* start Data provided *

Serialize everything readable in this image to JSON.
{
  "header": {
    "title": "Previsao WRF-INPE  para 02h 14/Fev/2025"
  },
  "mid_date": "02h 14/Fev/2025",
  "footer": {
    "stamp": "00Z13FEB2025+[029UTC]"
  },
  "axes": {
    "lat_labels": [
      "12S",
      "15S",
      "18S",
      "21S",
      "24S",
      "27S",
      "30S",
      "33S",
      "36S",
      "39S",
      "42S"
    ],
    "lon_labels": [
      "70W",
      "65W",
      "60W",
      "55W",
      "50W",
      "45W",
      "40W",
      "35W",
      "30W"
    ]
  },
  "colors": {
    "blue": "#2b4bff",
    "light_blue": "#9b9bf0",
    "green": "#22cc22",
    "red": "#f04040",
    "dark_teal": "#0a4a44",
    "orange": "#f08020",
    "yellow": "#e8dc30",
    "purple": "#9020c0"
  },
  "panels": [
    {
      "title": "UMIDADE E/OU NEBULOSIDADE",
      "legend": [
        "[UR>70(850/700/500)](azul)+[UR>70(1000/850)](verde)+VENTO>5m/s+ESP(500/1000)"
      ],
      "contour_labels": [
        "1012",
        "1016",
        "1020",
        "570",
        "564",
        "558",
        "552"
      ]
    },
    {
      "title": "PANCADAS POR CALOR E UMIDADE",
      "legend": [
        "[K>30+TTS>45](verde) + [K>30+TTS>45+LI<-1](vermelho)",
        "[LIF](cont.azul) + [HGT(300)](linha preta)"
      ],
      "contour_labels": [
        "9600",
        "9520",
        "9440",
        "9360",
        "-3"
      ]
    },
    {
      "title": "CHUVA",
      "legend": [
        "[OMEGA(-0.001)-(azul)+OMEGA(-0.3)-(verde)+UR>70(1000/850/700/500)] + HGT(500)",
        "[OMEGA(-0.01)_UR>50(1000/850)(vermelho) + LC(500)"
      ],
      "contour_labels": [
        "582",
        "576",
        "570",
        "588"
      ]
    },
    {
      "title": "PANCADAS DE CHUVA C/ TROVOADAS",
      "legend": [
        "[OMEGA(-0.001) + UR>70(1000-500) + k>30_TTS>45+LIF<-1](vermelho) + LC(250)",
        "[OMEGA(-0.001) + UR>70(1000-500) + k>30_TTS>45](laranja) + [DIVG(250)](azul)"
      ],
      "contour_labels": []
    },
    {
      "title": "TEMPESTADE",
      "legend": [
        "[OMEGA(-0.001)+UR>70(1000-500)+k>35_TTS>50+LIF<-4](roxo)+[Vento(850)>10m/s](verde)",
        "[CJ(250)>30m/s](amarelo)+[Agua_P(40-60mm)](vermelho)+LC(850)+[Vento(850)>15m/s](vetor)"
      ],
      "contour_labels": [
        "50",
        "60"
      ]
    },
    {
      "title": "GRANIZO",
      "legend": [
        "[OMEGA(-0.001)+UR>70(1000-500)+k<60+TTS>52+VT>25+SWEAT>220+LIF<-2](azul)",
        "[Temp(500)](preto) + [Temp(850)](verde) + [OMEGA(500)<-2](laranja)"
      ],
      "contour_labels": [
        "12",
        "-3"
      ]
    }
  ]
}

* end Data provided *

Task goal:
From the entries above, return each line with the word "vermelho" in it.

Task answer:
        "[K>30+TTS>45](verde) + [K>30+TTS>45+LI<-1](vermelho)",
        "[OMEGA(-0.01)_UR>50(1000/850)(vermelho) + LC(500)"
        "[OMEGA(-0.001) + UR>70(1000-500) + k>30_TTS>45+LIF<-1](vermelho) + LC(250)",
        "[CJ(250)>30m/s](amarelo)+[Agua_P(40-60mm)](vermelho)+LC(850)+[Vento(850)>15m/s](vetor)"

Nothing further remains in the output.